§ **EXERCISE**
Print verbatim every line starting at the one that contains "Convert this screenshot" and ending at the final line of the records; include both endpoints.

Stored entries:
================

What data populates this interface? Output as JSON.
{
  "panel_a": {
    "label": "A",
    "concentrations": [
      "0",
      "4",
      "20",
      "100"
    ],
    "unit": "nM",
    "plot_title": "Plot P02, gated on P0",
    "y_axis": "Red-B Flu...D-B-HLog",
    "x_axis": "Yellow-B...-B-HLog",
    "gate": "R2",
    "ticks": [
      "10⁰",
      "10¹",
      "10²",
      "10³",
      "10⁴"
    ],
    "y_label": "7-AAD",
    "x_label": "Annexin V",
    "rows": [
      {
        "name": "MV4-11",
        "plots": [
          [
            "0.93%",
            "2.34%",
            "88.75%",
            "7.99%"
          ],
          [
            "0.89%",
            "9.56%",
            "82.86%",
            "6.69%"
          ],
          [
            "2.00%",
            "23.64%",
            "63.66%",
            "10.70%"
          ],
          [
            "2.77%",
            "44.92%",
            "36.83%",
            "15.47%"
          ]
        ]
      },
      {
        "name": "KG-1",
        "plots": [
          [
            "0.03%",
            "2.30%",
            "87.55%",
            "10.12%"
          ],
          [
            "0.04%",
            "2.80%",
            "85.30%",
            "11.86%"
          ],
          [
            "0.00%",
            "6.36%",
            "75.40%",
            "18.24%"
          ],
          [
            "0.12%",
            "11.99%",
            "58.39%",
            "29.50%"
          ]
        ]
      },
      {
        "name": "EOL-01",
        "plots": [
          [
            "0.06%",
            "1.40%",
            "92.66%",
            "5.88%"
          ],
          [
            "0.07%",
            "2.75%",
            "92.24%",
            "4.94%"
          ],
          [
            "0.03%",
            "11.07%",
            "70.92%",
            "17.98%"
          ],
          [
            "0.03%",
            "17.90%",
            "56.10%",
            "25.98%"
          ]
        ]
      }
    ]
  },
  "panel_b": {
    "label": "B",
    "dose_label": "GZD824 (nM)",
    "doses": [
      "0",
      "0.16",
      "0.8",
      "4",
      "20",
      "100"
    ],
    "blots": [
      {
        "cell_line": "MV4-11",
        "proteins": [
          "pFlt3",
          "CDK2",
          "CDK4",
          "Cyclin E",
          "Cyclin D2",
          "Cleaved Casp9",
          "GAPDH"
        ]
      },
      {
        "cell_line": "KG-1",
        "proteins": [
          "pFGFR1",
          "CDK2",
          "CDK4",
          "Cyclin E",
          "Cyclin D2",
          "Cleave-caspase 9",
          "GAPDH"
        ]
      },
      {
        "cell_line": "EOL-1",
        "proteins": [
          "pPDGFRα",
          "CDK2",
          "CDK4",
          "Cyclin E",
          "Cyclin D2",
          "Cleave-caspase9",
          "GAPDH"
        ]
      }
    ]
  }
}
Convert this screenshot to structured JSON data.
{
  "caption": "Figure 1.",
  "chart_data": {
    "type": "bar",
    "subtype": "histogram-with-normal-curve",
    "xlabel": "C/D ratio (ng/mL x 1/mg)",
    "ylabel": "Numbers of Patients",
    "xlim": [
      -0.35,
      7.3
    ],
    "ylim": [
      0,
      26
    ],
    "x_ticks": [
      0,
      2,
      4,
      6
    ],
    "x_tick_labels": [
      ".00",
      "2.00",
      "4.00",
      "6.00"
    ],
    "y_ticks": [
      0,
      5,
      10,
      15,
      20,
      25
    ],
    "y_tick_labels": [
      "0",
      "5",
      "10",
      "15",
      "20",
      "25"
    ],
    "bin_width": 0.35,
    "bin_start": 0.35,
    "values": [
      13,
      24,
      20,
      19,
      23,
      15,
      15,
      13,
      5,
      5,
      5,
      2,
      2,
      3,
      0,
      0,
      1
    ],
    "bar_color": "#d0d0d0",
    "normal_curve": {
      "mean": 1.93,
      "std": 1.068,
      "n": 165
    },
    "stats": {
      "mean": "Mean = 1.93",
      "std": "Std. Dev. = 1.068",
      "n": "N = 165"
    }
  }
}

================

§ **EXERCISE RESPONSE**
Convert this screenshot to structured JSON data.
{
  "caption": "Figure 1.",
  "chart_data": {
    "type": "bar",
    "subtype": "histogram-with-normal-curve",
    "xlabel": "C/D ratio (ng/mL x 1/mg)",
    "ylabel": "Numbers of Patients",
    "xlim": [
      -0.35,
      7.3
    ],
    "ylim": [
      0,
      26
    ],
    "x_ticks": [
      0,
      2,
      4,
      6
    ],
    "x_tick_labels": [
      ".00",
      "2.00",
      "4.00",
      "6.00"
    ],
    "y_ticks": [
      0,
      5,
      10,
      15,
      20,
      25
    ],
    "y_tick_labels": [
      "0",
      "5",
      "10",
      "15",
      "20",
      "25"
    ],
    "bin_width": 0.35,
    "bin_start": 0.35,
    "values": [
      13,
      24,
      20,
      19,
      23,
      15,
      15,
      13,
      5,
      5,
      5,
      2,
      2,
      3,
      0,
      0,
      1
    ],
    "bar_color": "#d0d0d0",
    "normal_curve": {
      "mean": 1.93,
      "std": 1.068,
      "n": 165
    },
    "stats": {
      "mean": "Mean = 1.93",
      "std": "Std. Dev. = 1.068",
      "n": "N = 165"
    }
  }
}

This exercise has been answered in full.